* BEGIN Records supplied *

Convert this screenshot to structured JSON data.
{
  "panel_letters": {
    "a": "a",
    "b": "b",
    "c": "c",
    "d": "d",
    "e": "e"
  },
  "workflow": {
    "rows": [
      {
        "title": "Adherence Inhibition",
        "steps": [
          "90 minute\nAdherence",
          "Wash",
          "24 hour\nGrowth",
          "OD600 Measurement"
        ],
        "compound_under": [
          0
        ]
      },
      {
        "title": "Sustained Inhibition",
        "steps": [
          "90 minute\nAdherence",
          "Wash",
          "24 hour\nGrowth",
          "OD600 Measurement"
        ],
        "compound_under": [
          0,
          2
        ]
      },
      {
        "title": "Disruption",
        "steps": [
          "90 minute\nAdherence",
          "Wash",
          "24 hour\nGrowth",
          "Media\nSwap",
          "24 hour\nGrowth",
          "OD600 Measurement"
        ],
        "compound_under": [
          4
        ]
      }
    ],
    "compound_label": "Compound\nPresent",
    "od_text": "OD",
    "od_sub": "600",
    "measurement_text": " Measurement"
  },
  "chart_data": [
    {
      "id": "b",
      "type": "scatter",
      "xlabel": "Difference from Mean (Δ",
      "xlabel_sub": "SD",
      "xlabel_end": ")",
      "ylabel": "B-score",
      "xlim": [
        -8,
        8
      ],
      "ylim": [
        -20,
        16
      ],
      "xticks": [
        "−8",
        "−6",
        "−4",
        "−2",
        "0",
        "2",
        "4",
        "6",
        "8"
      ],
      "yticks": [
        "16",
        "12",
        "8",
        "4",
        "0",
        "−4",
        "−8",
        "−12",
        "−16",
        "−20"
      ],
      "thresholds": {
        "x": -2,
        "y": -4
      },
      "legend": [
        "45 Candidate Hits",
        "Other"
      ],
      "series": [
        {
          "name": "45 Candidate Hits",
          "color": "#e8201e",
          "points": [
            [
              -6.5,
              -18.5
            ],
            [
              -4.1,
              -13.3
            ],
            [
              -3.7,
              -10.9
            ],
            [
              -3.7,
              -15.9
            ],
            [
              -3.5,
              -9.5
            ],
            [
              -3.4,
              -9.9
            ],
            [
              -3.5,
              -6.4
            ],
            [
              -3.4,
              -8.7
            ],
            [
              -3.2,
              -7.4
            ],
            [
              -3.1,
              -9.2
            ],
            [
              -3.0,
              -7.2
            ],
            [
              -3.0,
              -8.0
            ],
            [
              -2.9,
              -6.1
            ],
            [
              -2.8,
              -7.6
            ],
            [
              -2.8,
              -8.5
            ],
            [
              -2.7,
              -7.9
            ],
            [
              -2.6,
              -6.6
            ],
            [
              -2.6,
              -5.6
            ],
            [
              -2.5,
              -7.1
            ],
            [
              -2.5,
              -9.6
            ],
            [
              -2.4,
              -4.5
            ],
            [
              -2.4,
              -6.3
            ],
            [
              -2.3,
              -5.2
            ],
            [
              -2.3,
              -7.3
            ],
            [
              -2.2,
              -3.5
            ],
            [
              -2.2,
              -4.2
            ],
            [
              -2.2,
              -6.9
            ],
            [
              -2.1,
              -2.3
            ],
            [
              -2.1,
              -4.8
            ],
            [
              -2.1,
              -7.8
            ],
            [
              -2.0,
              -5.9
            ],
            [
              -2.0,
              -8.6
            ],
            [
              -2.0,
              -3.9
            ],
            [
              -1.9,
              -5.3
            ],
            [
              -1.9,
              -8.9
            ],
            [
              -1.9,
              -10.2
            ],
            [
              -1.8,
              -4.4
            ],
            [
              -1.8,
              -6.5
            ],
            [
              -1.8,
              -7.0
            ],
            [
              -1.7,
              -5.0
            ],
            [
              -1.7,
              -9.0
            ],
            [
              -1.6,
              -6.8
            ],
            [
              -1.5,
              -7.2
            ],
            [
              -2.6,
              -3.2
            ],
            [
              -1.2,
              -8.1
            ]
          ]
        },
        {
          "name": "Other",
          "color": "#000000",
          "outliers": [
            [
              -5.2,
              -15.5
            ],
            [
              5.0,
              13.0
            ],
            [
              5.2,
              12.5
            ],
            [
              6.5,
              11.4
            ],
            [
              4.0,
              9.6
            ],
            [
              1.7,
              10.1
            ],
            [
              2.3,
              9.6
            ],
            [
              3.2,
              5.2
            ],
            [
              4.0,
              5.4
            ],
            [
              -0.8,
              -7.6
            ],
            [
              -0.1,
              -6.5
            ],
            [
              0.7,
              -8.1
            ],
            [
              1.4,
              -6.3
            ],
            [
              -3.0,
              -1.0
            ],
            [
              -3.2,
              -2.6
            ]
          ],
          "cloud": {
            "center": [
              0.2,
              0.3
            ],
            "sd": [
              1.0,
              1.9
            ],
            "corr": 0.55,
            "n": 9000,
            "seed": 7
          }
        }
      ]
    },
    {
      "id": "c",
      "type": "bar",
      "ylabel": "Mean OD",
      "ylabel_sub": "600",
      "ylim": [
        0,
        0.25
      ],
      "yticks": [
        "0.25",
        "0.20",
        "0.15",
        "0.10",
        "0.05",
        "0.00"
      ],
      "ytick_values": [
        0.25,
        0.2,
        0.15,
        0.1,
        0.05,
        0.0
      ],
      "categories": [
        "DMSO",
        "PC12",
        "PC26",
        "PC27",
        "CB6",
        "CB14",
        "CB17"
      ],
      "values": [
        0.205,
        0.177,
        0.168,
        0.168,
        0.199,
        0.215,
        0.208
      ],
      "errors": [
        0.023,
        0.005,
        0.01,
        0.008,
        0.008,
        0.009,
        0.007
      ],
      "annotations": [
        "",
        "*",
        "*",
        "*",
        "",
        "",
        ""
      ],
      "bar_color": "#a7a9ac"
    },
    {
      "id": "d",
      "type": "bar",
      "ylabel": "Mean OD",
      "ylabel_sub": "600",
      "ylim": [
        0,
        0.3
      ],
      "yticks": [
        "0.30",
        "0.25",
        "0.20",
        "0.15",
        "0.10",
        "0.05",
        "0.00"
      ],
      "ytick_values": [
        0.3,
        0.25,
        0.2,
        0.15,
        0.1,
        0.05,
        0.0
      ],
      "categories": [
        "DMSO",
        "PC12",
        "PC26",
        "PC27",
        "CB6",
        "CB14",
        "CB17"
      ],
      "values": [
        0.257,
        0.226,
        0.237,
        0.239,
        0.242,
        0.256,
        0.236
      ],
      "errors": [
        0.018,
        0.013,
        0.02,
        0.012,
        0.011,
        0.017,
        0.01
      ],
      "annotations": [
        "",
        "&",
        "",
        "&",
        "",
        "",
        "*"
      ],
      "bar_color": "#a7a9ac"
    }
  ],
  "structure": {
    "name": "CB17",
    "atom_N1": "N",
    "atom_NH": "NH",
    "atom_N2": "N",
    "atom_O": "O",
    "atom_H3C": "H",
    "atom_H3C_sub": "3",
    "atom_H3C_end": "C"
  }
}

* END Records supplied *

**Task to complete:** Scan the listing above and identify each line holding the string "name"; copy every such line.

**Full output:**
          "name": "45 Candidate Hits",
          "name": "Other",
    "name": "CB17",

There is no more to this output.